Reproduce all lines of the listing below in which the word "time" occurs.
────────────────────
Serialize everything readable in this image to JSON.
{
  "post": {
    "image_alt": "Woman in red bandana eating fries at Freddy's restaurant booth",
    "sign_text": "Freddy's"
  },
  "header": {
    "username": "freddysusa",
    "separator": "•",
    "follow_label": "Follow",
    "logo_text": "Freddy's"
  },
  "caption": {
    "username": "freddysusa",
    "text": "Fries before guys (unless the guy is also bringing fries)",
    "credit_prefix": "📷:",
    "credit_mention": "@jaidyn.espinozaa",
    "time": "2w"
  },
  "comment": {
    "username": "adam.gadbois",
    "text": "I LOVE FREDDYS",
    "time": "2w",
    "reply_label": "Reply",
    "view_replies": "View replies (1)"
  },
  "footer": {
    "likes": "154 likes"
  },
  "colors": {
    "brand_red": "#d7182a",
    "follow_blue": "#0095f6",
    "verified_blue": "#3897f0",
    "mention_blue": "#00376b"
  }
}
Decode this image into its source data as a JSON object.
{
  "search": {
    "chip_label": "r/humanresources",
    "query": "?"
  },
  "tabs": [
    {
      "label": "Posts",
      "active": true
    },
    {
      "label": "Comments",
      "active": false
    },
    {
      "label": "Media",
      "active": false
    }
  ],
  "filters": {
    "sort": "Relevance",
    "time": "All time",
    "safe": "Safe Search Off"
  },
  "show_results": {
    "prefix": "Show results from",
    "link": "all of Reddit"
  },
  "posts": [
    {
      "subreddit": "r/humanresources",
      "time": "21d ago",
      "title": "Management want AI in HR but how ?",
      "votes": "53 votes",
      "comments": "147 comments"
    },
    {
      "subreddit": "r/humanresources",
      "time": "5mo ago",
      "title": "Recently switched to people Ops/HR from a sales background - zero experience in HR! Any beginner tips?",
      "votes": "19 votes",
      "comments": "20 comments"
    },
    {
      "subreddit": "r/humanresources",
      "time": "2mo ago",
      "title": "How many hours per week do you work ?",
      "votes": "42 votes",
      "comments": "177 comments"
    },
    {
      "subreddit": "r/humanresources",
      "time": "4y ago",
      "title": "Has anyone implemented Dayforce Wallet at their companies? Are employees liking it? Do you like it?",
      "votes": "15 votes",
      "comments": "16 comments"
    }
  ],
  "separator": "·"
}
────────────────────
■ **OUTPUT FOR THIS EXERCISE**
    "time": "2w"
    "time": "2w",
    "time": "All time",
      "time": "21d ago",
      "time": "5mo ago",
      "time": "2mo ago",
      "time": "4y ago",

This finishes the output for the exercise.